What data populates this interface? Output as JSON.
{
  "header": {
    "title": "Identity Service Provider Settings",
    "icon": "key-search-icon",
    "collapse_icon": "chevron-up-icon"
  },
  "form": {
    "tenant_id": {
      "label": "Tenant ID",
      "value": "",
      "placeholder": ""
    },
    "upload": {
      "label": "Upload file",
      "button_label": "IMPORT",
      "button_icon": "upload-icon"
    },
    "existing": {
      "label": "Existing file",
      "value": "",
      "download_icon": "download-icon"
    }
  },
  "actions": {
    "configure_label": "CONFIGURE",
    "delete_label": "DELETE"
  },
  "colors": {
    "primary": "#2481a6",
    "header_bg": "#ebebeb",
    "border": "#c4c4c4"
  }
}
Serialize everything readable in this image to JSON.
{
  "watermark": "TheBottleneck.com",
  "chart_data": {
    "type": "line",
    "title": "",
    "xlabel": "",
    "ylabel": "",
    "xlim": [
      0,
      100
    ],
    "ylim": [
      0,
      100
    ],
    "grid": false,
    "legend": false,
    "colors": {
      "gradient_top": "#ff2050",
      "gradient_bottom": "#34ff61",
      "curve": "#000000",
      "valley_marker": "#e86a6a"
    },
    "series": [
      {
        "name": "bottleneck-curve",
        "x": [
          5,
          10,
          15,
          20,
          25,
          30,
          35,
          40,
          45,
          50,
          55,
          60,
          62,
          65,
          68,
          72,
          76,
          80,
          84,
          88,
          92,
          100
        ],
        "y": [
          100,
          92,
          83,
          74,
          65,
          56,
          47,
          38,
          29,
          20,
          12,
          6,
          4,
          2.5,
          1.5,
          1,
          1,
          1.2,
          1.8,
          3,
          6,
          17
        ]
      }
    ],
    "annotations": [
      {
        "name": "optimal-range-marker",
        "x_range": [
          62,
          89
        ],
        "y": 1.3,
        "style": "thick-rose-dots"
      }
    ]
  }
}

-------

*Task description*: Retype every entry word for word.

*Expected answer*:
What data populates this interface? Output as JSON.
{
  "header": {
    "title": "Identity Service Provider Settings",
    "icon": "key-search-icon",
    "collapse_icon": "chevron-up-icon"
  },
  "form": {
    "tenant_id": {
      "label": "Tenant ID",
      "value": "",
      "placeholder": ""
    },
    "upload": {
      "label": "Upload file",
      "button_label": "IMPORT",
      "button_icon": "upload-icon"
    },
    "existing": {
      "label": "Existing file",
      "value": "",
      "download_icon": "download-icon"
    }
  },
  "actions": {
    "configure_label": "CONFIGURE",
    "delete_label": "DELETE"
  },
  "colors": {
    "primary": "#2481a6",
    "header_bg": "#ebebeb",
    "border": "#c4c4c4"
  }
}
Serialize everything readable in this image to JSON.
{
  "watermark": "TheBottleneck.com",
  "chart_data": {
    "type": "line",
    "title": "",
    "xlabel": "",
    "ylabel": "",
    "xlim": [
      0,
      100
    ],
    "ylim": [
      0,
      100
    ],
    "grid": false,
    "legend": false,
    "colors": {
      "gradient_top": "#ff2050",
      "gradient_bottom": "#34ff61",
      "curve": "#000000",
      "valley_marker": "#e86a6a"
    },
    "series": [
      {
        "name": "bottleneck-curve",
        "x": [
          5,
          10,
          15,
          20,
          25,
          30,
          35,
          40,
          45,
          50,
          55,
          60,
          62,
          65,
          68,
          72,
          76,
          80,
          84,
          88,
          92,
          100
        ],
        "y": [
          100,
          92,
          83,
          74,
          65,
          56,
          47,
          38,
          29,
          20,
          12,
          6,
          4,
          2.5,
          1.5,
          1,
          1,
          1.2,
          1.8,
          3,
          6,
          17
        ]
      }
    ],
    "annotations": [
      {
        "name": "optimal-range-marker",
        "x_range": [
          62,
          89
        ],
        "y": 1.3,
        "style": "thick-rose-dots"
      }
    ]
  }
}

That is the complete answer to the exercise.